Dataset listings of figures

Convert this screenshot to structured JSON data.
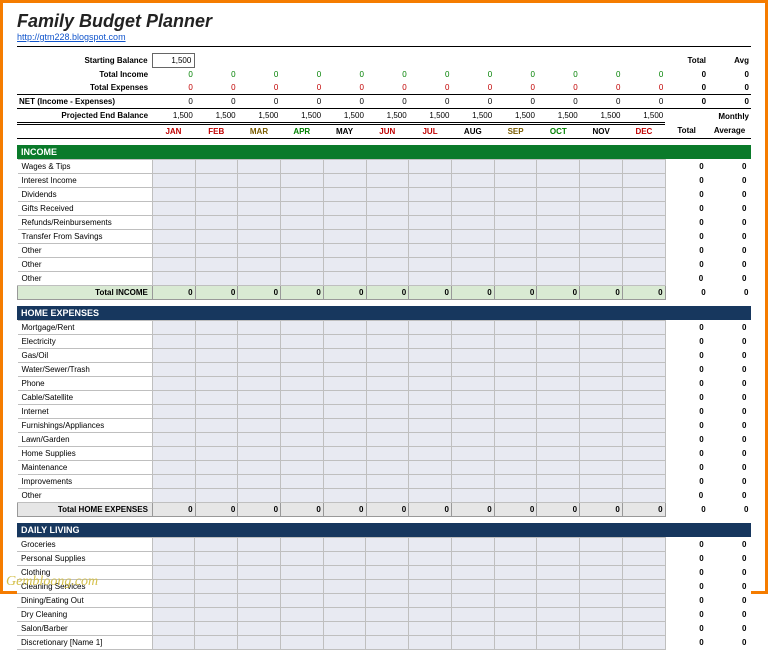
{
  "title": "Family Budget Planner",
  "link": "http://gtm228.blogspot.com",
  "watermark": "Gembloong.com",
  "months": [
    "JAN",
    "FEB",
    "MAR",
    "APR",
    "MAY",
    "JUN",
    "JUL",
    "AUG",
    "SEP",
    "OCT",
    "NOV",
    "DEC"
  ],
  "month_colors": [
    "#c00000",
    "#c00000",
    "#7a5c00",
    "#008000",
    "#000000",
    "#c00000",
    "#c00000",
    "#000000",
    "#7a5c00",
    "#008000",
    "#000000",
    "#c00000"
  ],
  "header_totals": {
    "total_label": "Total",
    "avg_label": "Avg",
    "monthly_label": "Monthly",
    "total2_label": "Total",
    "average_label": "Average"
  },
  "summary": {
    "starting_balance_label": "Starting Balance",
    "starting_balance": "1,500",
    "total_income_label": "Total Income",
    "total_income": [
      "0",
      "0",
      "0",
      "0",
      "0",
      "0",
      "0",
      "0",
      "0",
      "0",
      "0",
      "0"
    ],
    "total_income_total": "0",
    "total_income_avg": "0",
    "total_expenses_label": "Total Expenses",
    "total_expenses": [
      "0",
      "0",
      "0",
      "0",
      "0",
      "0",
      "0",
      "0",
      "0",
      "0",
      "0",
      "0"
    ],
    "total_expenses_total": "0",
    "total_expenses_avg": "0",
    "net_label": "NET (Income - Expenses)",
    "net": [
      "0",
      "0",
      "0",
      "0",
      "0",
      "0",
      "0",
      "0",
      "0",
      "0",
      "0",
      "0"
    ],
    "net_total": "0",
    "net_avg": "0",
    "proj_label": "Projected End Balance",
    "proj": [
      "1,500",
      "1,500",
      "1,500",
      "1,500",
      "1,500",
      "1,500",
      "1,500",
      "1,500",
      "1,500",
      "1,500",
      "1,500",
      "1,500"
    ]
  },
  "sections": [
    {
      "name": "INCOME",
      "header_class": "green",
      "items": [
        "Wages & Tips",
        "Interest Income",
        "Dividends",
        "Gifts Received",
        "Refunds/Reinbursements",
        "Transfer From Savings",
        "Other",
        "Other",
        "Other"
      ],
      "subtotal_label": "Total INCOME",
      "subtotal": [
        "0",
        "0",
        "0",
        "0",
        "0",
        "0",
        "0",
        "0",
        "0",
        "0",
        "0",
        "0"
      ],
      "subtotal_class": ""
    },
    {
      "name": "HOME EXPENSES",
      "header_class": "",
      "items": [
        "Mortgage/Rent",
        "Electricity",
        "Gas/Oil",
        "Water/Sewer/Trash",
        "Phone",
        "Cable/Satellite",
        "Internet",
        "Furnishings/Appliances",
        "Lawn/Garden",
        "Home Supplies",
        "Maintenance",
        "Improvements",
        "Other"
      ],
      "subtotal_label": "Total HOME EXPENSES",
      "subtotal": [
        "0",
        "0",
        "0",
        "0",
        "0",
        "0",
        "0",
        "0",
        "0",
        "0",
        "0",
        "0"
      ],
      "subtotal_class": "grey"
    },
    {
      "name": "DAILY LIVING",
      "header_class": "",
      "items": [
        "Groceries",
        "Personal Supplies",
        "Clothing",
        "Cleaning Services",
        "Dining/Eating Out",
        "Dry Cleaning",
        "Salon/Barber",
        "Discretionary [Name 1]"
      ],
      "subtotal_label": "",
      "subtotal": [],
      "subtotal_class": ""
    }
  ],
  "item_total": "0",
  "item_avg": "0"
}
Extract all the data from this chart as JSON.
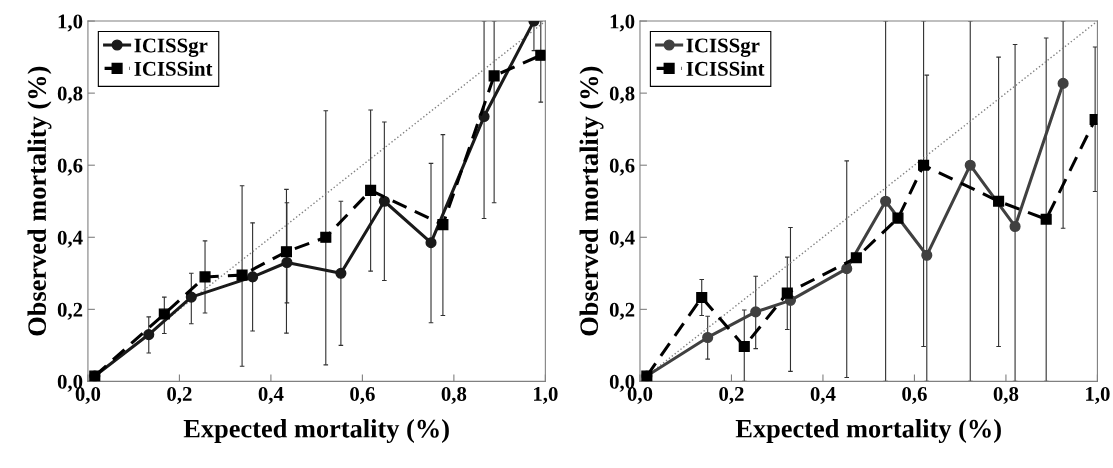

*EXERCISE:*
From the entries above, copy every line that holds the word "JSON".

*RESPONSE BELOW:*
Convert this screenshot to structured JSON data.
Extract all the data from this chart as JSON.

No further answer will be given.